- _TASK DIRECTIONS_
Whenever a line in the material below includes "count", copy that line.

BEGIN GIVEN DATA

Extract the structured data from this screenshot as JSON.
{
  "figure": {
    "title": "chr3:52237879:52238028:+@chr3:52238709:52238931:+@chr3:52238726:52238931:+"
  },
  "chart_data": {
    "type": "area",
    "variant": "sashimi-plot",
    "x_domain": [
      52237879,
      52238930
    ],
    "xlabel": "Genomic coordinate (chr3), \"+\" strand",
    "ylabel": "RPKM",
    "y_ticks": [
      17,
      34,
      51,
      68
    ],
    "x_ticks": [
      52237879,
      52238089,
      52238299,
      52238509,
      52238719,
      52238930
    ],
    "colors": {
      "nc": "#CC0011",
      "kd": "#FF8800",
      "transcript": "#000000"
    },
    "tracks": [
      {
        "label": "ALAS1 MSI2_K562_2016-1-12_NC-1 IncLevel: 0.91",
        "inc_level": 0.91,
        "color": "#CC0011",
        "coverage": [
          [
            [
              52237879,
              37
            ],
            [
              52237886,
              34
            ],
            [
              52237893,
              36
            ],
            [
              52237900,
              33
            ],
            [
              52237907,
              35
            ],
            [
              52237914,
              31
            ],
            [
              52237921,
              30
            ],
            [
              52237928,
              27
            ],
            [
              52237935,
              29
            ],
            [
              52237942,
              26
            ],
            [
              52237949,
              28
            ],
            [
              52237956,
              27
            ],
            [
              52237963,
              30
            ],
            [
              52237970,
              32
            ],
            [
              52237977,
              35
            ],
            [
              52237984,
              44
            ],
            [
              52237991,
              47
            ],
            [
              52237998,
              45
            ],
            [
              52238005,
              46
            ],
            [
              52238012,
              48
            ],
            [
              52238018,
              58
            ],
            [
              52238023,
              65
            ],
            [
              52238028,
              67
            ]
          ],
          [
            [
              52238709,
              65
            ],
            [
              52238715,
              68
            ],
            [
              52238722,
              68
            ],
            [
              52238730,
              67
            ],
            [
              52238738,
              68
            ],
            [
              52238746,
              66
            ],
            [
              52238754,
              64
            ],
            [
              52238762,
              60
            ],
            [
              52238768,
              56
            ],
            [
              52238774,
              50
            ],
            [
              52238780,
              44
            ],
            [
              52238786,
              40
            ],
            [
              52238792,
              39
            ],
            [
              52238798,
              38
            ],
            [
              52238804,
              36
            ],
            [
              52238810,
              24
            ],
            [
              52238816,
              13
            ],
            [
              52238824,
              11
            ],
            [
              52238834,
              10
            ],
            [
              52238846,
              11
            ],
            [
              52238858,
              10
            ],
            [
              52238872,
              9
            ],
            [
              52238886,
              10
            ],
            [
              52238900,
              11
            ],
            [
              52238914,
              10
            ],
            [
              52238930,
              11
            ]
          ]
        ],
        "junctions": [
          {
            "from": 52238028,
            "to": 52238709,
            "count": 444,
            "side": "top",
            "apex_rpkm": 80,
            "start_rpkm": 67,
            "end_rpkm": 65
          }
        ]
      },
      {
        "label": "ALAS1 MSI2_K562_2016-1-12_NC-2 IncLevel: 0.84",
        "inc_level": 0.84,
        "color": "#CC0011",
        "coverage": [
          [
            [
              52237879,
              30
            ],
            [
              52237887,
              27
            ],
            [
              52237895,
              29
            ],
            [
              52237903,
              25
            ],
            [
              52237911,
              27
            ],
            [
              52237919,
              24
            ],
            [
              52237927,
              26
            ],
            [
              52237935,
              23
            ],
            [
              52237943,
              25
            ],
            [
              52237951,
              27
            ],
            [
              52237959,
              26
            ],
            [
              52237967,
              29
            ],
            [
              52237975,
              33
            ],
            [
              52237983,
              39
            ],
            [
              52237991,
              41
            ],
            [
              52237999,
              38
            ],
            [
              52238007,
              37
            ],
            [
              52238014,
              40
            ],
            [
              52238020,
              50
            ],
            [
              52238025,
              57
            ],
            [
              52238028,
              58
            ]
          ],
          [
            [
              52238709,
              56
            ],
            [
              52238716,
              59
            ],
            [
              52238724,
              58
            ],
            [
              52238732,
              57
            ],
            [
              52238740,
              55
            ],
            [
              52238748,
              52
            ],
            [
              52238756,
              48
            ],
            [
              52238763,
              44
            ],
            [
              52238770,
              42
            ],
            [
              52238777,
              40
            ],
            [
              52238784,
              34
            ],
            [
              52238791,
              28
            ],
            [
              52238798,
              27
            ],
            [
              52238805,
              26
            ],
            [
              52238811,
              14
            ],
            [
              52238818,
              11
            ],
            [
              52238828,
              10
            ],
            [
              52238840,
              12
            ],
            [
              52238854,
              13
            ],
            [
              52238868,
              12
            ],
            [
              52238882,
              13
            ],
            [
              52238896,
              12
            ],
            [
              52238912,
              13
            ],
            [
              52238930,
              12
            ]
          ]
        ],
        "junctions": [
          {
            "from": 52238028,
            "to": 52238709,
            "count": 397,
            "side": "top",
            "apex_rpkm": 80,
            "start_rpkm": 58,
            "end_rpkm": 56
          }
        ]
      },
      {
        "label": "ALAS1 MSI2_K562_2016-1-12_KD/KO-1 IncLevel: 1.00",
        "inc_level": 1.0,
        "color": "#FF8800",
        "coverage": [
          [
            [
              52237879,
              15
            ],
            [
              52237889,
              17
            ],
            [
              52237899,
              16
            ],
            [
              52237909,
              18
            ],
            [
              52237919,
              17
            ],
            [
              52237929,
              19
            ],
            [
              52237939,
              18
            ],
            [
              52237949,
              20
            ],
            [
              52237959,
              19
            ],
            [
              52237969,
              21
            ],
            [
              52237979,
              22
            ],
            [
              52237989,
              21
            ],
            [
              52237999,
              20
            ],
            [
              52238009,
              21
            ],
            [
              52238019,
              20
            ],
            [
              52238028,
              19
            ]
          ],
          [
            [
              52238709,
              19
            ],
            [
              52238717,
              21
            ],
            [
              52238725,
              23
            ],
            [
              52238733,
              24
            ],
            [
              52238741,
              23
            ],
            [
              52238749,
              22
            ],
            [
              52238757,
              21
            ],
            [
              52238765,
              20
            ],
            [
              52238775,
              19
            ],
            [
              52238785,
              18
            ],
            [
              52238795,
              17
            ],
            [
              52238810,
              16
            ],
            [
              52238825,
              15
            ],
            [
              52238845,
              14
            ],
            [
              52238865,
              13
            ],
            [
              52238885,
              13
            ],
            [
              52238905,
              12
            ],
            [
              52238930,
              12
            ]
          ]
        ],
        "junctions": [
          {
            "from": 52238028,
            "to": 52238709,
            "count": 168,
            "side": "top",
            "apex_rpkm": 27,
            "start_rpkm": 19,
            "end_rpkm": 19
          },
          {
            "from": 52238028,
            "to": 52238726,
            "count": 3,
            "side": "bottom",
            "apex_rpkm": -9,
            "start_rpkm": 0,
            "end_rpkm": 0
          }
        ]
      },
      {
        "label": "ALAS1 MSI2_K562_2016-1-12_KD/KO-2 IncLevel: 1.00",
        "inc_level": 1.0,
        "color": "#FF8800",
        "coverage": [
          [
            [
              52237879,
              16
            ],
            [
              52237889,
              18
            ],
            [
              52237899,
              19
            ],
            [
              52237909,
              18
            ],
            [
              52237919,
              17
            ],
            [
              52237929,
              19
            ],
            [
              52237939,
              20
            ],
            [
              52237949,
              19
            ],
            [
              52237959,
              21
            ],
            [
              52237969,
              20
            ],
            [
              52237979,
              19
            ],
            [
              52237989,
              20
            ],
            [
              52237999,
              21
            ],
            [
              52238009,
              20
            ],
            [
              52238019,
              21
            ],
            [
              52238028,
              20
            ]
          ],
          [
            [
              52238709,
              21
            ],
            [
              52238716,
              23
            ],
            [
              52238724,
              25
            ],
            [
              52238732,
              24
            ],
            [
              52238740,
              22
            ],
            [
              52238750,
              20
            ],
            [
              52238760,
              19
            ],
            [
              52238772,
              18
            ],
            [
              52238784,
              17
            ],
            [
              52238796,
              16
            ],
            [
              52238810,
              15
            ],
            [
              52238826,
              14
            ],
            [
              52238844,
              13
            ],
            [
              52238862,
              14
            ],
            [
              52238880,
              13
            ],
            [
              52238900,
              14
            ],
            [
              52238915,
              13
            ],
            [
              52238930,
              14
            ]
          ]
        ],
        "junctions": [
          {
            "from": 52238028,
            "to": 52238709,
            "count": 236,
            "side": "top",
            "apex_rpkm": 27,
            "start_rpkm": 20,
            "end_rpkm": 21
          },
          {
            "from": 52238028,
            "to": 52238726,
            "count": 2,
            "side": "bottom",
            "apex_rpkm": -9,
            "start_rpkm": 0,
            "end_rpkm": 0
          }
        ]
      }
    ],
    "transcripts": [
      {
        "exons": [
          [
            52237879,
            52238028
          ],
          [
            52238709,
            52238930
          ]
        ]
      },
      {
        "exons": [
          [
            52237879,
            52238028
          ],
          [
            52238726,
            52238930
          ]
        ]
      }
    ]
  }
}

END GIVEN DATA

- _RESPONSE AREA_
            "count": 444,
            "count": 397,
            "count": 168,
            "count": 3,
            "count": 236,
            "count": 2,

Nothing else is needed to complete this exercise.